• [RECORD EXTRACTS]
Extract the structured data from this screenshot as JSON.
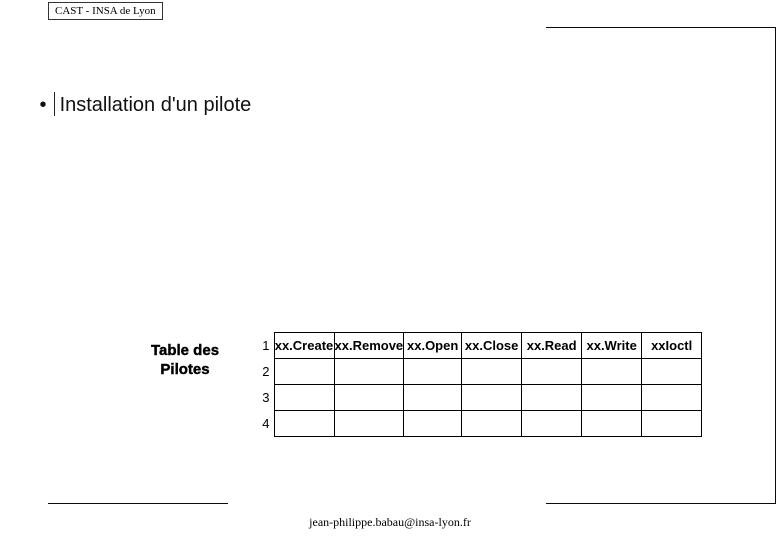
{
  "header": {
    "label": "CAST - INSA de Lyon"
  },
  "heading": {
    "bullet": "•",
    "text": "Installation d'un pilote"
  },
  "table": {
    "label_line1": "Table des",
    "label_line2": "Pilotes",
    "rownums": [
      "1",
      "2",
      "3",
      "4"
    ],
    "row1": {
      "c1": "xx.Create",
      "c2": "xx.Remove",
      "c3": "xx.Open",
      "c4": "xx.Close",
      "c5": "xx.Read",
      "c6": "xx.Write",
      "c7": "xxIoctl"
    }
  },
  "footer": {
    "email": "jean-philippe.babau@insa-lyon.fr"
  }
}
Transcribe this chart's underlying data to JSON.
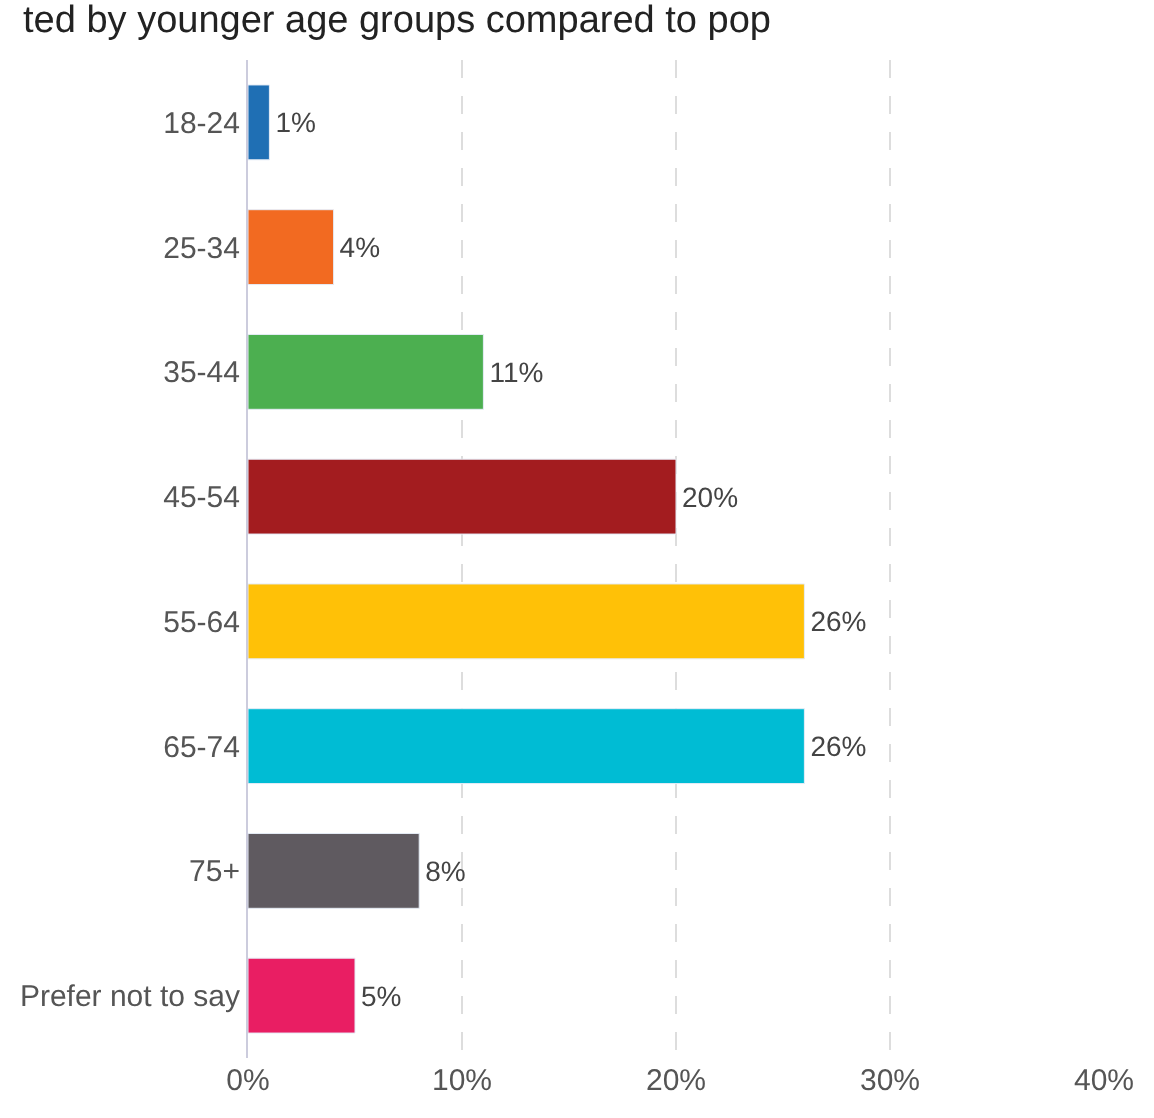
{
  "chart_data": {
    "type": "bar",
    "orientation": "horizontal",
    "title": "ted by younger age groups compared to pop",
    "categories": [
      "18-24",
      "25-34",
      "35-44",
      "45-54",
      "55-64",
      "65-74",
      "75+",
      "Prefer not to say"
    ],
    "values": [
      1,
      4,
      11,
      20,
      26,
      26,
      8,
      5
    ],
    "colors": [
      "#1f6fb4",
      "#f26a21",
      "#4caf50",
      "#a31c1f",
      "#ffc107",
      "#00bcd4",
      "#5f5a60",
      "#e91e63"
    ],
    "value_labels": [
      "1%",
      "4%",
      "11%",
      "20%",
      "26%",
      "26%",
      "8%",
      "5%"
    ],
    "xlim": [
      0,
      40
    ],
    "xticks": [
      {
        "value": 0,
        "label": "0%"
      },
      {
        "value": 10,
        "label": "10%"
      },
      {
        "value": 20,
        "label": "20%"
      },
      {
        "value": 30,
        "label": "30%"
      },
      {
        "value": 40,
        "label": "40%"
      }
    ],
    "grid": "x"
  }
}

• [EXERCISE BRIEF] Look through the listing above. Pick out each line with "JSON" and copy it.

• [SOLUTION TO THE PROBLEM]
Extract the structured data from this screenshot as JSON.
Transcribe this chart's underlying data to JSON.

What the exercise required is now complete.